Required task
Each line of the listing that contains the word "classroom" is to be copied.

-*-*-

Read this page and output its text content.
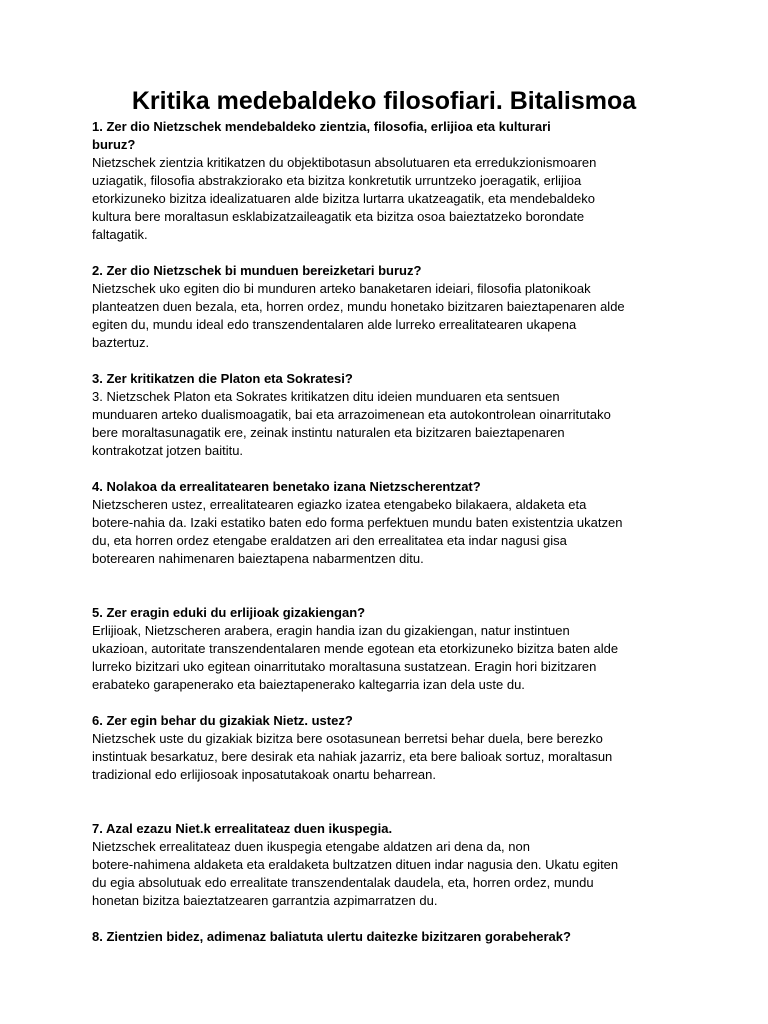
Kritika medebaldeko filosofiari. Bitalismoa

1. Zer dio Nietzschek mendebaldeko zientzia, filosofia, erlijioa eta kulturari
buruz?

Nietzschek zientzia kritikatzen du objektibotasun absolutuaren eta erredukzionismoaren
uziagatik, filosofia abstrakziorako eta bizitza konkretutik urruntzeko joeragatik, erlijioa
etorkizuneko bizitza idealizatuaren alde bizitza lurtarra ukatzeagatik, eta mendebaldeko
kultura bere moraltasun esklabizatzaileagatik eta bizitza osoa baieztatzeko borondate
faltagatik.

2. Zer dio Nietzschek bi munduen bereizketari buruz?

Nietzschek uko egiten dio bi munduren arteko banaketaren ideiari, filosofia platonikoak
planteatzen duen bezala, eta, horren ordez, mundu honetako bizitzaren baieztapenaren alde
egiten du, mundu ideal edo transzendentalaren alde lurreko errealitatearen ukapena
baztertuz.

3. Zer kritikatzen die Platon eta Sokratesi?

3. Nietzschek Platon eta Sokrates kritikatzen ditu ideien munduaren eta sentsuen
munduaren arteko dualismoagatik, bai eta arrazoimenean eta autokontrolean oinarritutako
bere moraltasunagatik ere, zeinak instintu naturalen eta bizitzaren baieztapenaren
kontrakotzat jotzen baititu.

4. Nolakoa da errealitatearen benetako izana Nietzscherentzat?

Nietzscheren ustez, errealitatearen egiazko izatea etengabeko bilakaera, aldaketa eta
botere-nahia da. Izaki estatiko baten edo forma perfektuen mundu baten existentzia ukatzen
du, eta horren ordez etengabe eraldatzen ari den errealitatea eta indar nagusi gisa
boterearen nahimenaren baieztapena nabarmentzen ditu.

5. Zer eragin eduki du erlijioak gizakiengan?

Erlijioak, Nietzscheren arabera, eragin handia izan du gizakiengan, natur instintuen
ukazioan, autoritate transzendentalaren mende egotean eta etorkizuneko bizitza baten alde
lurreko bizitzari uko egitean oinarritutako moraltasuna sustatzean. Eragin hori bizitzaren
erabateko garapenerako eta baieztapenerako kaltegarria izan dela uste du.

6. Zer egin behar du gizakiak Nietz. ustez?

Nietzschek uste du gizakiak bizitza bere osotasunean berretsi behar duela, bere berezko
instintuak besarkatuz, bere desirak eta nahiak jazarriz, eta bere balioak sortuz, moraltasun
tradizional edo erlijiosoak inposatutakoak onartu beharrean.

7. Azal ezazu Niet.k errealitateaz duen ikuspegia.

Nietzschek errealitateaz duen ikuspegia etengabe aldatzen ari dena da, non
botere-nahimena aldaketa eta eraldaketa bultzatzen dituen indar nagusia den. Ukatu egiten
du egia absolutuak edo errealitate transzendentalak daudela, eta, horren ordez, mundu
honetan bizitza baieztatzearen garrantzia azpimarratzen du.

8. Zientzien bidez, adimenaz baliatuta ulertu daitezke bizitzaren gorabeherak?
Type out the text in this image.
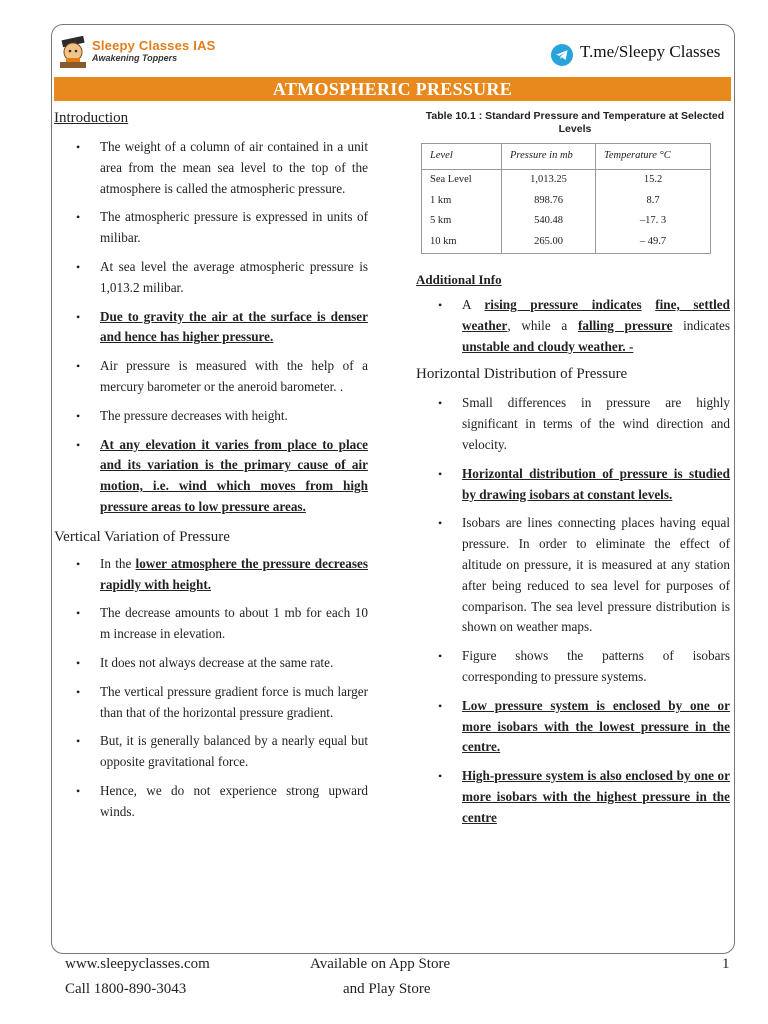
Sleepy Classes IAS
Awakening Toppers	T.me/Sleepy Classes
ATMOSPHERIC PRESSURE
Introduction
• The weight of a column of air contained in a unit area from the mean sea level to the top of the atmosphere is called the atmospheric pressure.
• The atmospheric pressure is expressed in units of milibar.
• At sea level the average atmospheric pressure is 1,013.2 milibar.
• Due to gravity the air at the surface is denser and hence has higher pressure.
• Air pressure is measured with the help of a mercury barometer or the aneroid barometer. .
• The pressure decreases with height.
• At any elevation it varies from place to place and its variation is the primary cause of air motion, i.e. wind which moves from high pressure areas to low pressure areas.
Vertical Variation of Pressure
• In the lower atmosphere the pressure decreases rapidly with height.
• The decrease amounts to about 1 mb for each 10 m increase in elevation.
• It does not always decrease at the same rate.
• The vertical pressure gradient force is much larger than that of the horizontal pressure gradient.
• But, it is generally balanced by a nearly equal but opposite gravitational force.
• Hence, we do not experience strong upward winds.
Table 10.1 : Standard Pressure and Temperature at Selected Levels
Level	Pressure in mb	Temperature °C
Sea Level	1,013.25	15.2
1 km	898.76	8.7
5 km	540.48	–17. 3
10 km	265.00	– 49.7
Additional Info
• A rising pressure indicates fine, settled weather, while a falling pressure indicates unstable and cloudy weather. -
Horizontal Distribution of Pressure
• Small differences in pressure are highly significant in terms of the wind direction and velocity.
• Horizontal distribution of pressure is studied by drawing isobars at constant levels.
• Isobars are lines connecting places having equal pressure. In order to eliminate the effect of altitude on pressure, it is measured at any station after being reduced to sea level for purposes of comparison. The sea level pressure distribution is shown on weather maps.
• Figure shows the patterns of isobars corresponding to pressure systems.
• Low pressure system is enclosed by one or more isobars with the lowest pressure in the centre.
• High-pressure system is also enclosed by one or more isobars with the highest pressure in the centre
www.sleepyclasses.com
Call 1800-890-3043
Available on App Store
and Play Store
1
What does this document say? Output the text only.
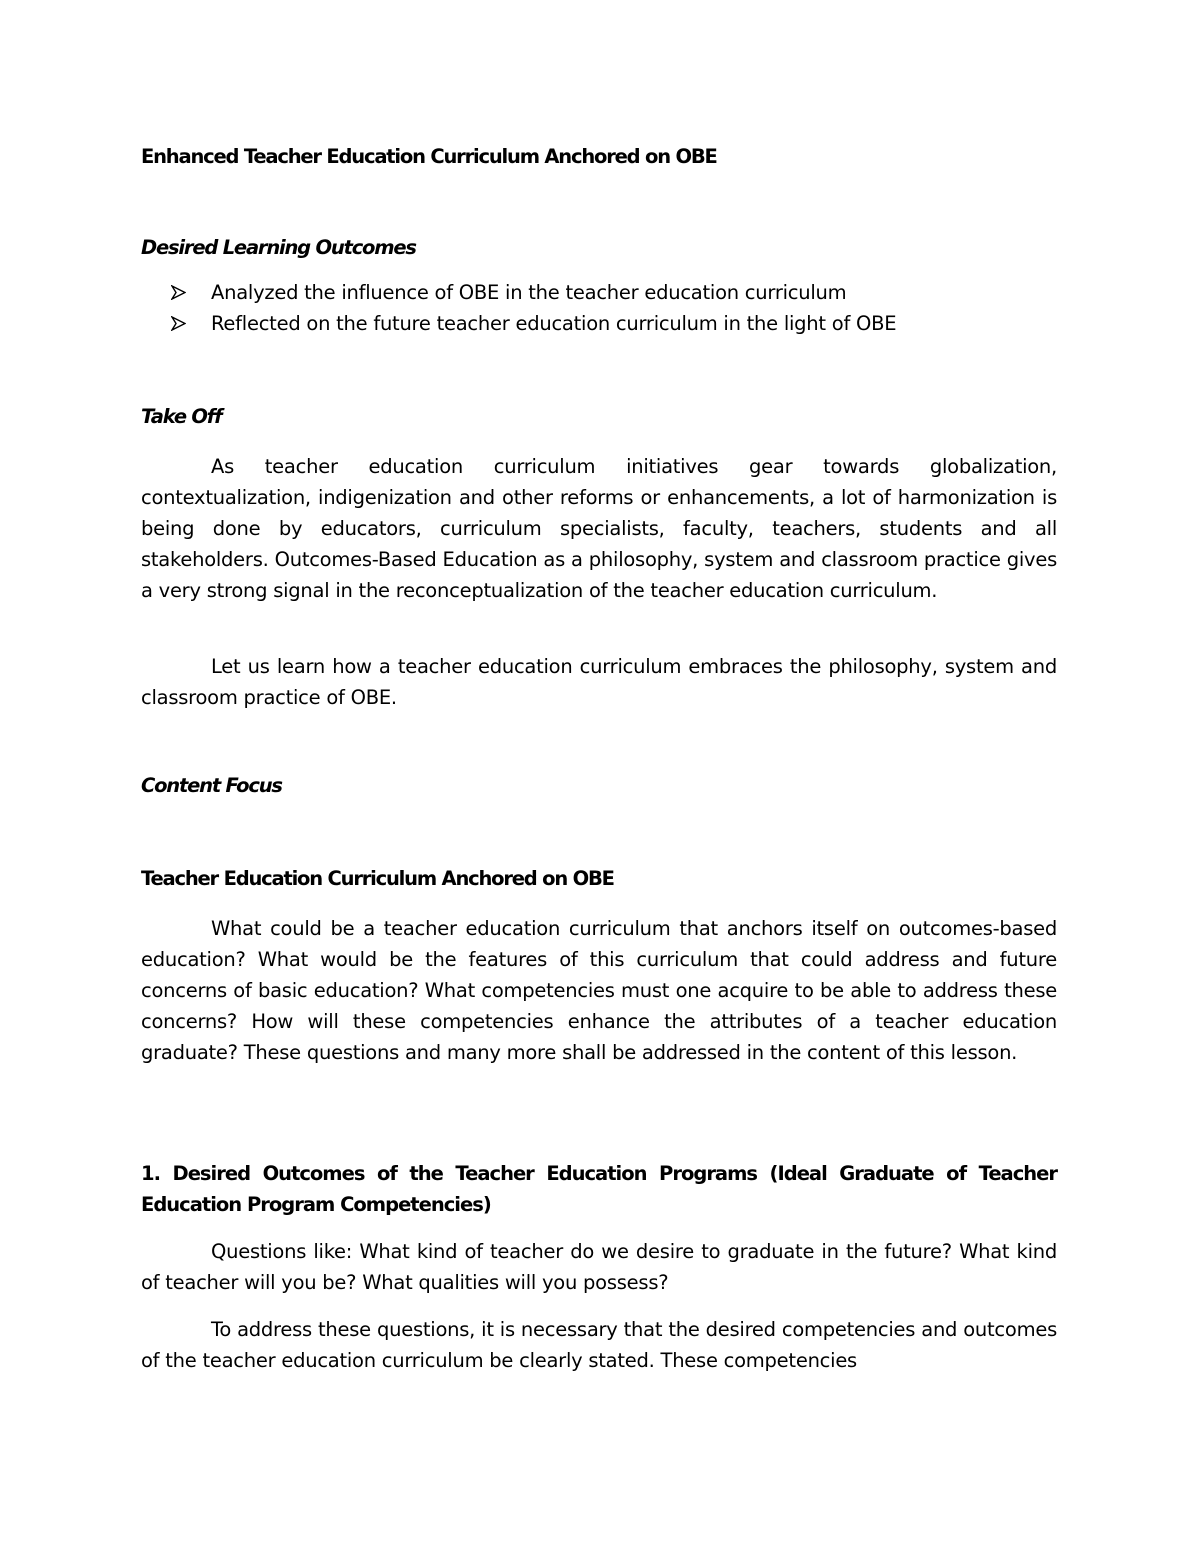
Enhanced Teacher Education Curriculum Anchored on OBE
Desired Learning Outcomes
Analyzed the influence of OBE in the teacher education curriculum
Reflected on the future teacher education curriculum in the light of OBE
Take Off

As teacher education curriculum initiatives gear towards globalization, contextualization, indigenization and other reforms or enhancements, a lot of harmonization is being done by educators, curriculum specialists, faculty, teachers, students and all stakeholders. Outcomes-Based Education as a philosophy, system and classroom practice gives a very strong signal in the reconceptualization of the teacher education curriculum.

Let us learn how a teacher education curriculum embraces the philosophy, system and classroom practice of OBE.

Content Focus
Teacher Education Curriculum Anchored on OBE

What could be a teacher education curriculum that anchors itself on outcomes-based education? What would be the features of this curriculum that could address and future concerns of basic education? What competencies must one acquire to be able to address these concerns? How will these competencies enhance the attributes of a teacher education graduate? These questions and many more shall be addressed in the content of this lesson.

1. Desired Outcomes of the Teacher Education Programs (Ideal Graduate of Teacher Education Program Competencies)

Questions like: What kind of teacher do we desire to graduate in the future? What kind of teacher will you be? What qualities will you possess?

To address these questions, it is necessary that the desired competencies and outcomes of the teacher education curriculum be clearly stated. These competencies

-*-*-

Answer to this exercise
As teacher education curriculum initiatives gear towards globalization, contextualization, indigenization and other reforms or enhancements, a lot of harmonization is being done by educators, curriculum specialists, faculty, teachers, students and all stakeholders. Outcomes-Based Education as a philosophy, system and classroom practice gives a very strong signal in the reconceptualization of the teacher education curriculum.
Let us learn how a teacher education curriculum embraces the philosophy, system and classroom practice of OBE.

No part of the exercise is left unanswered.